▶ _PROBLEM DESCRIPTION_: Reproduce the records that follow in full, excluding any picture they contain.

PROVIDED MATERIAL start

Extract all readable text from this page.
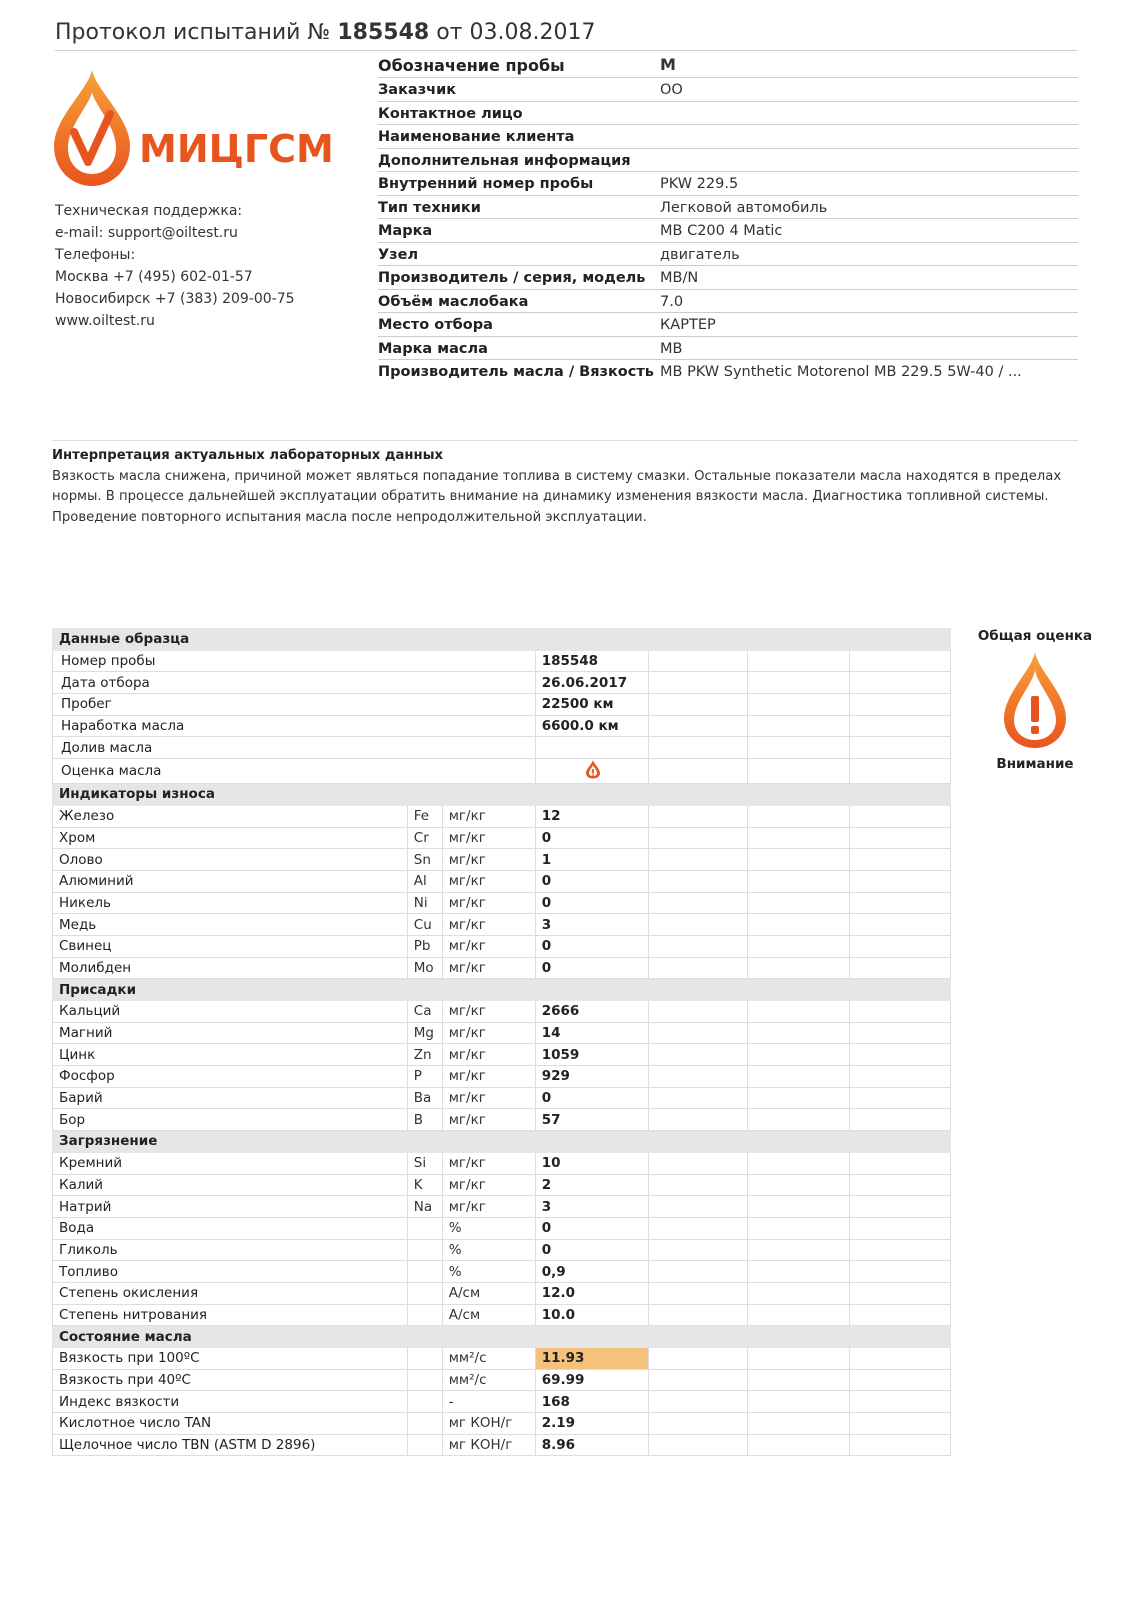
Протокол испытаний № 185548 от 03.08.2017
МИЦГСМ
Техническая поддержка:
e-mail: support@oiltest.ru
Телефоны:
Москва +7 (495) 602-01-57
Новосибирск +7 (383) 209-00-75
www.oiltest.ru
Обозначение пробы	M
Заказчик	OO
Контактное лицо
Наименование клиента
Дополнительная информация
Внутренний номер пробы	PKW 229.5
Тип техники	Легковой автомобиль
Марка	MB C200 4 Matic
Узел	двигатель
Производитель / серия, модель MB/N
Объём маслобака	7.0
Место отбора	КАРТЕР
Марка масла	MB
Производитель масла / Вязкость MB PKW Synthetic Motorenol MB 229.5 5W-40 / ...
Интерпретация актуальных лабораторных данных
Вязкость масла снижена, причиной может являться попадание топлива в систему смазки. Остальные показатели масла находятся в пределах нормы. В процессе дальнейшей эксплуатации обратить внимание на динамику изменения вязкости масла. Диагностика топливной системы. Проведение повторного испытания масла после непродолжительной эксплуатации.
Данные образца						
Номер пробы			185548			
Дата отбора			26.06.2017			
Пробег			22500 км			
Наработка масла			6600.0 км			
Долив масла						
Оценка масла				
Индикаторы износа						
Железо	Fe	мг/кг	12			
Хром	Cr	мг/кг	0			
Олово	Sn	мг/кг	1			
Алюминий	Al	мг/кг	0			
Никель	Ni	мг/кг	0			
Медь	Cu	мг/кг	3			
Свинец	Pb	мг/кг	0			
Молибден	Mo	мг/кг	0			
Присадки						
Кальций	Ca	мг/кг	2666			
Магний	Mg	мг/кг	14			
Цинк	Zn	мг/кг	1059			
Фосфор	P	мг/кг	929			
Барий	Ba	мг/кг	0			
Бор	B	мг/кг	57			
Загрязнение						
Кремний	Si	мг/кг	10			
Калий	K	мг/кг	2			
Натрий	Na	мг/кг	3			
Вода		%	0			
Гликоль		%	0			
Топливо		%	0,9			
Степень окисления		A/см	12.0			
Степень нитрования		A/см	10.0			
Состояние масла						
Вязкость при 100ºC		мм²/с	11.93			
Вязкость при 40ºC		мм²/с	69.99			
Индекс вязкости		-	168			
Кислотное число TAN		мг КОН/г	2.19			
Щелочное число TBN (ASTM D 2896)		мг КОН/г	8.96			
Общая оценка
Внимание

PROVIDED MATERIAL end

▶ _ANSWER BELOW_:
Extract all readable text from this page.
Протокол испытаний № 185548 от 03.08.2017
МИЦГСМ
Техническая поддержка:
e-mail: support@oiltest.ru
Телефоны:
Москва +7 (495) 602-01-57
Новосибирск +7 (383) 209-00-75
www.oiltest.ru
Обозначение пробы	M
Заказчик	OO
Контактное лицо
Наименование клиента
Дополнительная информация
Внутренний номер пробы	PKW 229.5
Тип техники	Легковой автомобиль
Марка	MB C200 4 Matic
Узел	двигатель
Производитель / серия, модель MB/N
Объём маслобака	7.0
Место отбора	КАРТЕР
Марка масла	MB
Производитель масла / Вязкость MB PKW Synthetic Motorenol MB 229.5 5W-40 / ...
Интерпретация актуальных лабораторных данных
Вязкость масла снижена, причиной может являться попадание топлива в систему смазки. Остальные показатели масла находятся в пределах нормы. В процессе дальнейшей эксплуатации обратить внимание на динамику изменения вязкости масла. Диагностика топливной системы. Проведение повторного испытания масла после непродолжительной эксплуатации.
Данные образца						
Номер пробы			185548			
Дата отбора			26.06.2017			
Пробег			22500 км			
Наработка масла			6600.0 км			
Долив масла						
Оценка масла				
Индикаторы износа						
Железо	Fe	мг/кг	12			
Хром	Cr	мг/кг	0			
Олово	Sn	мг/кг	1			
Алюминий	Al	мг/кг	0			
Никель	Ni	мг/кг	0			
Медь	Cu	мг/кг	3			
Свинец	Pb	мг/кг	0			
Молибден	Mo	мг/кг	0			
Присадки						
Кальций	Ca	мг/кг	2666			
Магний	Mg	мг/кг	14			
Цинк	Zn	мг/кг	1059			
Фосфор	P	мг/кг	929			
Барий	Ba	мг/кг	0			
Бор	B	мг/кг	57			
Загрязнение						
Кремний	Si	мг/кг	10			
Калий	K	мг/кг	2			
Натрий	Na	мг/кг	3			
Вода		%	0			
Гликоль		%	0			
Топливо		%	0,9			
Степень окисления		A/см	12.0			
Степень нитрования		A/см	10.0			
Состояние масла						
Вязкость при 100ºC		мм²/с	11.93			
Вязкость при 40ºC		мм²/с	69.99			
Индекс вязкости		-	168			
Кислотное число TAN		мг КОН/г	2.19			
Щелочное число TBN (ASTM D 2896)		мг КОН/г	8.96			
Общая оценка
Внимание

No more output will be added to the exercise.